SHORT PROBLEM >>
Quote the data below in full, please, without altering anything.

SOURCE MATERIAL >>
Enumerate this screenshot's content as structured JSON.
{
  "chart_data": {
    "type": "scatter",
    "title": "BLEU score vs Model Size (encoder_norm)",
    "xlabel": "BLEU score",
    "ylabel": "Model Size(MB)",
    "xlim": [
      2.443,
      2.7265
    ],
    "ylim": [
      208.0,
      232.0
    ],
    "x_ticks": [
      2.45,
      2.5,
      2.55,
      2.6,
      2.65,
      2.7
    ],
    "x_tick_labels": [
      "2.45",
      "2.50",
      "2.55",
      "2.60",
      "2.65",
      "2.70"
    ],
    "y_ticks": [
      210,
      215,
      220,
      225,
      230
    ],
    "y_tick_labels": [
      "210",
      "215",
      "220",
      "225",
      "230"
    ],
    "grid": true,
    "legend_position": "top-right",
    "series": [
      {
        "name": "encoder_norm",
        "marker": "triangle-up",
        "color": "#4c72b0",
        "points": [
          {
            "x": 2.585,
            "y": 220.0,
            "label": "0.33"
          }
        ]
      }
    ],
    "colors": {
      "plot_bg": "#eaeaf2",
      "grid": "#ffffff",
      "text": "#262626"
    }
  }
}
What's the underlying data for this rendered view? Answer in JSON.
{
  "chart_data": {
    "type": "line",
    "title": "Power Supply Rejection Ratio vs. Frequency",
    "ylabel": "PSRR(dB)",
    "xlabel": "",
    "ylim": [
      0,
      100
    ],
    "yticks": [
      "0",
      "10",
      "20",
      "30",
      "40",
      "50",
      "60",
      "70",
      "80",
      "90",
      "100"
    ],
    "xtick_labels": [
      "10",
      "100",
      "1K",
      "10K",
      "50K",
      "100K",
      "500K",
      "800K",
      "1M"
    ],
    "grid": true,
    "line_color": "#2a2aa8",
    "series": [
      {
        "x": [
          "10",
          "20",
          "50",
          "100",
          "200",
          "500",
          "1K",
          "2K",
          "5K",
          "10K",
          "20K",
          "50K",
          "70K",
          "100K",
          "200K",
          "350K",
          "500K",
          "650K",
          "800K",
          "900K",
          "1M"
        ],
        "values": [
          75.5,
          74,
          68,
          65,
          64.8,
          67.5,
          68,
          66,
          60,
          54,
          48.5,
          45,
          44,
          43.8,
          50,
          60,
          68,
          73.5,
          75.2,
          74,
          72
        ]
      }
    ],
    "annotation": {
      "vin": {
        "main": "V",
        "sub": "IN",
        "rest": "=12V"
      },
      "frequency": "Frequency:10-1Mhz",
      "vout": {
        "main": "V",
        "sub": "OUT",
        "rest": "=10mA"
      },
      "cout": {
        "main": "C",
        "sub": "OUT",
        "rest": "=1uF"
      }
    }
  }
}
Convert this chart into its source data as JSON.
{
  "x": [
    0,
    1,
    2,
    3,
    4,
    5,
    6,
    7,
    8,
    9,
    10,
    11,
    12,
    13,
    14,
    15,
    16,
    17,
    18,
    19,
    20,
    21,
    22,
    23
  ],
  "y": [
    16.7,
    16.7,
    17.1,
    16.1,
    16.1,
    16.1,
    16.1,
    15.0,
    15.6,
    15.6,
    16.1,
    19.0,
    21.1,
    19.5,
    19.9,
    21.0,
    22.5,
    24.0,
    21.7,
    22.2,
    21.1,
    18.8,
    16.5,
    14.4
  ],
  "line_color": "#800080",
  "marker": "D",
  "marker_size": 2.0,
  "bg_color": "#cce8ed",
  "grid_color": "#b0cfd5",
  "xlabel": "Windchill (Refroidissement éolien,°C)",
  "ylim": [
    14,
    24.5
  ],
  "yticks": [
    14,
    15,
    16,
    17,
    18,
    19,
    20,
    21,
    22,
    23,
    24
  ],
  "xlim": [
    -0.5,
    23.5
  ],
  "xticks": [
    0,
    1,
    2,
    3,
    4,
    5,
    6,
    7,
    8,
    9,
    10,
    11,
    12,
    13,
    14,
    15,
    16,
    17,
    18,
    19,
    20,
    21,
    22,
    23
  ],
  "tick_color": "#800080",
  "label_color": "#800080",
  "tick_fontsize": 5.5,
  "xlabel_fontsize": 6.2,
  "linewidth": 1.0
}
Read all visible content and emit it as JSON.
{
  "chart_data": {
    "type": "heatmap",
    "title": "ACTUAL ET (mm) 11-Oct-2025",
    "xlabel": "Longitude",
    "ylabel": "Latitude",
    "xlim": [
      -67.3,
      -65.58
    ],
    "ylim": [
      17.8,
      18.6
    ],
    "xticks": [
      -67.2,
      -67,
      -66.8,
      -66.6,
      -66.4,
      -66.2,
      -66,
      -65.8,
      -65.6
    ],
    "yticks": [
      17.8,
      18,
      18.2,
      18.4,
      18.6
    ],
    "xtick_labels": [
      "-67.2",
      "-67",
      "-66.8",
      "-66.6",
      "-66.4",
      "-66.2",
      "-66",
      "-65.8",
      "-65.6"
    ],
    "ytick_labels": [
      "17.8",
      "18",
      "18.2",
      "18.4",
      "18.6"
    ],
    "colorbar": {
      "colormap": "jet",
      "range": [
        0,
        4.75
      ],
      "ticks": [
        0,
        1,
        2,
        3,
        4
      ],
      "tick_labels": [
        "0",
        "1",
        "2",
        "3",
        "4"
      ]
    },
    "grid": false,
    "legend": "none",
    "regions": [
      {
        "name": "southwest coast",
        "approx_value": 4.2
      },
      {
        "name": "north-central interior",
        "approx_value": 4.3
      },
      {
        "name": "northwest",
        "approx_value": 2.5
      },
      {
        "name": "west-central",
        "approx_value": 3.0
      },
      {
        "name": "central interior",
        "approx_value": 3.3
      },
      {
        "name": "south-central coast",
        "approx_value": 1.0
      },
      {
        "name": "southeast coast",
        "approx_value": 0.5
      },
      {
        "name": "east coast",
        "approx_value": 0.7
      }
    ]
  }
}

FULL RESPONSE >>
Enumerate this screenshot's content as structured JSON.
{
  "chart_data": {
    "type": "scatter",
    "title": "BLEU score vs Model Size (encoder_norm)",
    "xlabel": "BLEU score",
    "ylabel": "Model Size(MB)",
    "xlim": [
      2.443,
      2.7265
    ],
    "ylim": [
      208.0,
      232.0
    ],
    "x_ticks": [
      2.45,
      2.5,
      2.55,
      2.6,
      2.65,
      2.7
    ],
    "x_tick_labels": [
      "2.45",
      "2.50",
      "2.55",
      "2.60",
      "2.65",
      "2.70"
    ],
    "y_ticks": [
      210,
      215,
      220,
      225,
      230
    ],
    "y_tick_labels": [
      "210",
      "215",
      "220",
      "225",
      "230"
    ],
    "grid": true,
    "legend_position": "top-right",
    "series": [
      {
        "name": "encoder_norm",
        "marker": "triangle-up",
        "color": "#4c72b0",
        "points": [
          {
            "x": 2.585,
            "y": 220.0,
            "label": "0.33"
          }
        ]
      }
    ],
    "colors": {
      "plot_bg": "#eaeaf2",
      "grid": "#ffffff",
      "text": "#262626"
    }
  }
}
What's the underlying data for this rendered view? Answer in JSON.
{
  "chart_data": {
    "type": "line",
    "title": "Power Supply Rejection Ratio vs. Frequency",
    "ylabel": "PSRR(dB)",
    "xlabel": "",
    "ylim": [
      0,
      100
    ],
    "yticks": [
      "0",
      "10",
      "20",
      "30",
      "40",
      "50",
      "60",
      "70",
      "80",
      "90",
      "100"
    ],
    "xtick_labels": [
      "10",
      "100",
      "1K",
      "10K",
      "50K",
      "100K",
      "500K",
      "800K",
      "1M"
    ],
    "grid": true,
    "line_color": "#2a2aa8",
    "series": [
      {
        "x": [
          "10",
          "20",
          "50",
          "100",
          "200",
          "500",
          "1K",
          "2K",
          "5K",
          "10K",
          "20K",
          "50K",
          "70K",
          "100K",
          "200K",
          "350K",
          "500K",
          "650K",
          "800K",
          "900K",
          "1M"
        ],
        "values": [
          75.5,
          74,
          68,
          65,
          64.8,
          67.5,
          68,
          66,
          60,
          54,
          48.5,
          45,
          44,
          43.8,
          50,
          60,
          68,
          73.5,
          75.2,
          74,
          72
        ]
      }
    ],
    "annotation": {
      "vin": {
        "main": "V",
        "sub": "IN",
        "rest": "=12V"
      },
      "frequency": "Frequency:10-1Mhz",
      "vout": {
        "main": "V",
        "sub": "OUT",
        "rest": "=10mA"
      },
      "cout": {
        "main": "C",
        "sub": "OUT",
        "rest": "=1uF"
      }
    }
  }
}
Convert this chart into its source data as JSON.
{
  "x": [
    0,
    1,
    2,
    3,
    4,
    5,
    6,
    7,
    8,
    9,
    10,
    11,
    12,
    13,
    14,
    15,
    16,
    17,
    18,
    19,
    20,
    21,
    22,
    23
  ],
  "y": [
    16.7,
    16.7,
    17.1,
    16.1,
    16.1,
    16.1,
    16.1,
    15.0,
    15.6,
    15.6,
    16.1,
    19.0,
    21.1,
    19.5,
    19.9,
    21.0,
    22.5,
    24.0,
    21.7,
    22.2,
    21.1,
    18.8,
    16.5,
    14.4
  ],
  "line_color": "#800080",
  "marker": "D",
  "marker_size": 2.0,
  "bg_color": "#cce8ed",
  "grid_color": "#b0cfd5",
  "xlabel": "Windchill (Refroidissement éolien,°C)",
  "ylim": [
    14,
    24.5
  ],
  "yticks": [
    14,
    15,
    16,
    17,
    18,
    19,
    20,
    21,
    22,
    23,
    24
  ],
  "xlim": [
    -0.5,
    23.5
  ],
  "xticks": [
    0,
    1,
    2,
    3,
    4,
    5,
    6,
    7,
    8,
    9,
    10,
    11,
    12,
    13,
    14,
    15,
    16,
    17,
    18,
    19,
    20,
    21,
    22,
    23
  ],
  "tick_color": "#800080",
  "label_color": "#800080",
  "tick_fontsize": 5.5,
  "xlabel_fontsize": 6.2,
  "linewidth": 1.0
}
Read all visible content and emit it as JSON.
{
  "chart_data": {
    "type": "heatmap",
    "title": "ACTUAL ET (mm) 11-Oct-2025",
    "xlabel": "Longitude",
    "ylabel": "Latitude",
    "xlim": [
      -67.3,
      -65.58
    ],
    "ylim": [
      17.8,
      18.6
    ],
    "xticks": [
      -67.2,
      -67,
      -66.8,
      -66.6,
      -66.4,
      -66.2,
      -66,
      -65.8,
      -65.6
    ],
    "yticks": [
      17.8,
      18,
      18.2,
      18.4,
      18.6
    ],
    "xtick_labels": [
      "-67.2",
      "-67",
      "-66.8",
      "-66.6",
      "-66.4",
      "-66.2",
      "-66",
      "-65.8",
      "-65.6"
    ],
    "ytick_labels": [
      "17.8",
      "18",
      "18.2",
      "18.4",
      "18.6"
    ],
    "colorbar": {
      "colormap": "jet",
      "range": [
        0,
        4.75
      ],
      "ticks": [
        0,
        1,
        2,
        3,
        4
      ],
      "tick_labels": [
        "0",
        "1",
        "2",
        "3",
        "4"
      ]
    },
    "grid": false,
    "legend": "none",
    "regions": [
      {
        "name": "southwest coast",
        "approx_value": 4.2
      },
      {
        "name": "north-central interior",
        "approx_value": 4.3
      },
      {
        "name": "northwest",
        "approx_value": 2.5
      },
      {
        "name": "west-central",
        "approx_value": 3.0
      },
      {
        "name": "central interior",
        "approx_value": 3.3
      },
      {
        "name": "south-central coast",
        "approx_value": 1.0
      },
      {
        "name": "southeast coast",
        "approx_value": 0.5
      },
      {
        "name": "east coast",
        "approx_value": 0.7
      }
    ]
  }
}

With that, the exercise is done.